Recopiez mot pour mot le passage du texte ci-dessous sur l'arrivée d'Etienne Mougeotte à la tête du Figaro, de « J'aime bien défendre » à « grand journal libéral... ».

DOCUMENT SOURCE >>
..........
J'aime bien défendre les journalistes authentiques contre les amateurs, c'est mon côté corporatiste. Mais j'ai peut-être tort.
Etienne Mougeotte est le nouveau patron de la rédaction du Figaro. L'ancien vice-président de TF1 était le candidat idéal à la succession de Nicolas Beytout : la manière dont il a défendu, avec pugnacité, des années durant, l'indépendance éditoriale de sa chaîne contre les pressions du Pouvoir est en effet la meilleure garantie de la préservation de la tradition iconoclaste du grand journal libéral...
Et en plus, la presse quotidienne, il connaît bien. Interrogé ce matin sur France Culture sur les coûts de distribution des journaux et leur impact sur un prix de vente bien trop élevé, il a bredouillé : « Heu, c’est dans les 30%, je crois, ou peut-être 40%... » De fait, il n’était pas si loin de la vérité, puisque la moyenne est à 36%. Mais il s’est empressé de préciser que ces tarifs, même s'il ne les connaissait pas, étaient totalement justifiés par la qualité de la prestation des NMPP, refusant de laisser son interlocuteur l’entraîner en terrain trop glissant. Charitable, l’animateur des « Matins », Ali Baddou, a d’ailleurs cessé de le titiller, rappelant que Laurent Joffrin avait carrément refusé d’évoquer les NMPP dans l’émission « de peur de ne pas voir paraître Libération le lendemain ».
..........
DONNÉES AFFICHÉES >>
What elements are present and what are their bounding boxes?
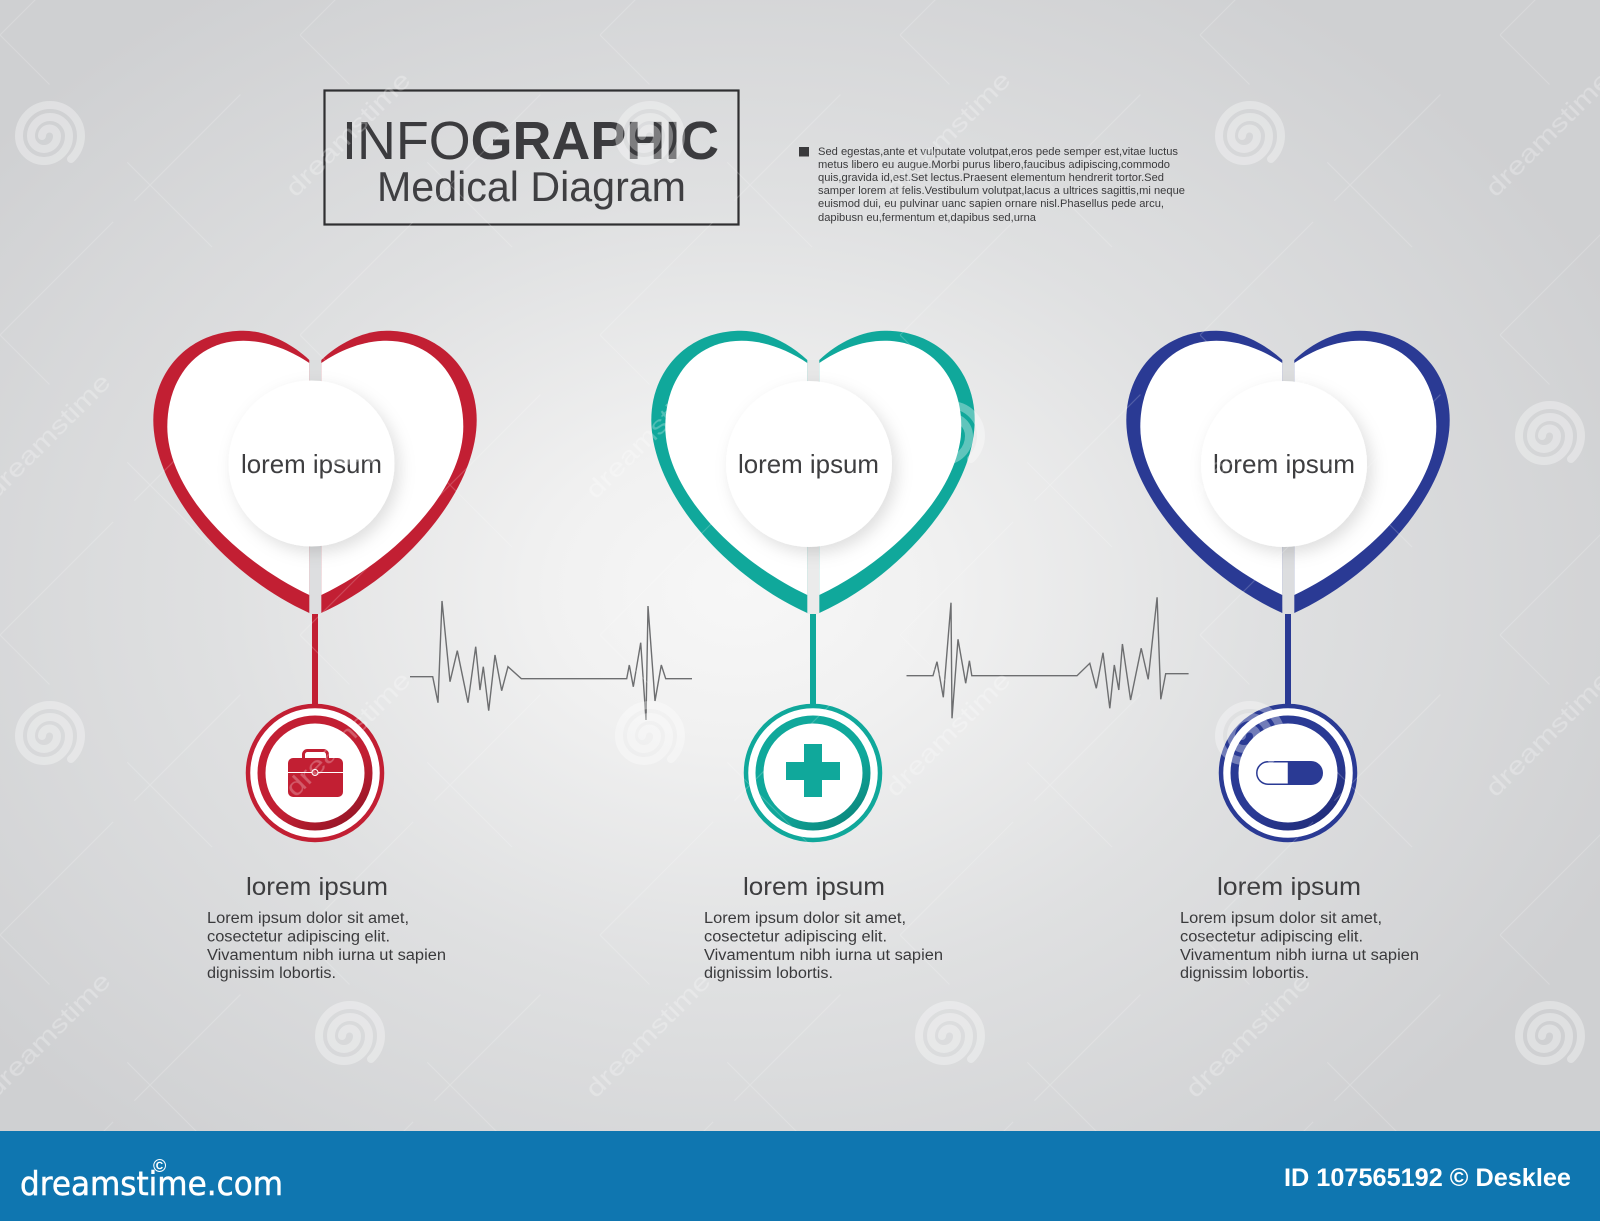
label: heart teal: lorem ipsum [738,449,879,479]
ECG line: right [906,597,1189,718]
stem: red [312,614,318,706]
heading: teal column: lorem ipsum [743,873,885,901]
body text: teal column: dignissim lobortis. [704,965,833,982]
intro paragraph: metus libero eu augue.Morbi purus libero,faucibus adipiscing,commodo [818,159,1170,171]
body text: blue column: cosectetur adipiscing elit. [1180,928,1363,946]
heading: red column: lorem ipsum [246,873,388,901]
footer logo: dreamstime.com [20,1164,283,1203]
body text: blue column [1180,910,1419,982]
watermark pattern: dreamstime [1480,66,1600,203]
body text: red column: dignissim lobortis. [207,965,336,982]
footer credit: ID 107565192 © Desklee [1284,1164,1571,1192]
title box [324,90,738,224]
icon: briefcase [288,750,343,797]
intro paragraph: samper lorem at felis.Vestibulum volutpat,lacus a ultrices sagittis,mi neque [818,185,1185,197]
icon: pill capsule [1257,761,1323,785]
center circle: teal [726,381,892,547]
body text: red column [207,910,446,982]
panel: blue heart column [1126,331,1450,982]
stem: blue [1285,614,1291,706]
intro paragraph [799,146,1185,224]
intro paragraph: Sed egestas,ante et vulputate volutpat,eros pede semper est,vitae luctus [818,146,1178,158]
body text: teal column: cosectetur adipiscing elit. [704,928,887,946]
body text: red column: Lorem ipsum dolor sit amet, [207,910,409,927]
panel: teal heart column [651,331,975,982]
watermark pattern: dreamstime [280,66,417,203]
watermark pattern: dreamstime [280,666,417,803]
icon ring: blue [1221,706,1355,840]
watermark pattern: dreamstime [880,666,1017,803]
body text: teal column [704,910,943,982]
watermark pattern: dreamstime [1480,666,1600,803]
body text: blue column: dignissim lobortis. [1180,965,1309,982]
title: INFOGRAPHIC: INFOGRAPHIC [342,111,719,171]
icon ring: teal [746,706,880,840]
body text: red column: cosectetur adipiscing elit. [207,928,390,946]
footer copyright symbol: © [153,1156,166,1176]
watermark pattern: dreamstime [580,368,717,505]
watermark pattern: dreamstime [580,967,717,1104]
ECG line: left [410,601,692,720]
body text: blue column: Vivamentum nibh iurna ut sapien [1180,947,1419,964]
watermark pattern: dreamstime [1180,368,1317,505]
panel: red heart column [153,331,477,982]
label: heart blue: lorem ipsum [1213,449,1355,479]
watermark pattern: dreamstime [1180,967,1317,1104]
watermark pattern: dreamstime [880,66,1017,203]
blue heart [1126,331,1450,614]
intro paragraph: quis,gravida id,est.Set lectus.Praesent elementum hendrerit tortor.Sed [818,172,1164,184]
heading: blue column: lorem ipsum [1217,873,1361,901]
red heart [153,331,477,614]
body text: teal column: Lorem ipsum dolor sit amet, [704,910,906,927]
label: heart red: lorem ipsum [241,449,382,479]
intro paragraph: dapibusn eu,fermentum et,dapibus sed,urna [818,212,1036,224]
stem: teal [810,614,816,706]
body text: blue column: Lorem ipsum dolor sit amet, [1180,910,1382,927]
teal heart [651,331,975,614]
icon ring: red [248,706,382,840]
icon: medical cross [786,744,840,797]
center circle: blue [1201,381,1367,547]
intro paragraph: euismod dui, eu pulvinar uanc sapien ornare nisl.Phasellus pede arcu, [818,198,1164,210]
subtitle: Medical Diagram: Medical Diagram [377,163,686,210]
body text: teal column: Vivamentum nibh iurna ut sapien [704,947,943,964]
body text: red column: Vivamentum nibh iurna ut sapien [207,947,446,964]
center circle: red [228,380,394,546]
footer band [0,1131,1600,1221]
..........
RÉPONSE >>
J'aime bien défendre les journalistes authentiques contre les amateurs, c'est mon côté corporatiste. Mais j'ai peut-être tort.
Etienne Mougeotte est le nouveau patron de la rédaction du Figaro. L'ancien vice-président de TF1 était le candidat idéal à la succession de Nicolas Beytout : la manière dont il a défendu, avec pugnacité, des années durant, l'indépendance éditoriale de sa chaîne contre les pressions du Pouvoir est en effet la meilleure garantie de la préservation de la tradition iconoclaste du grand journal libéral...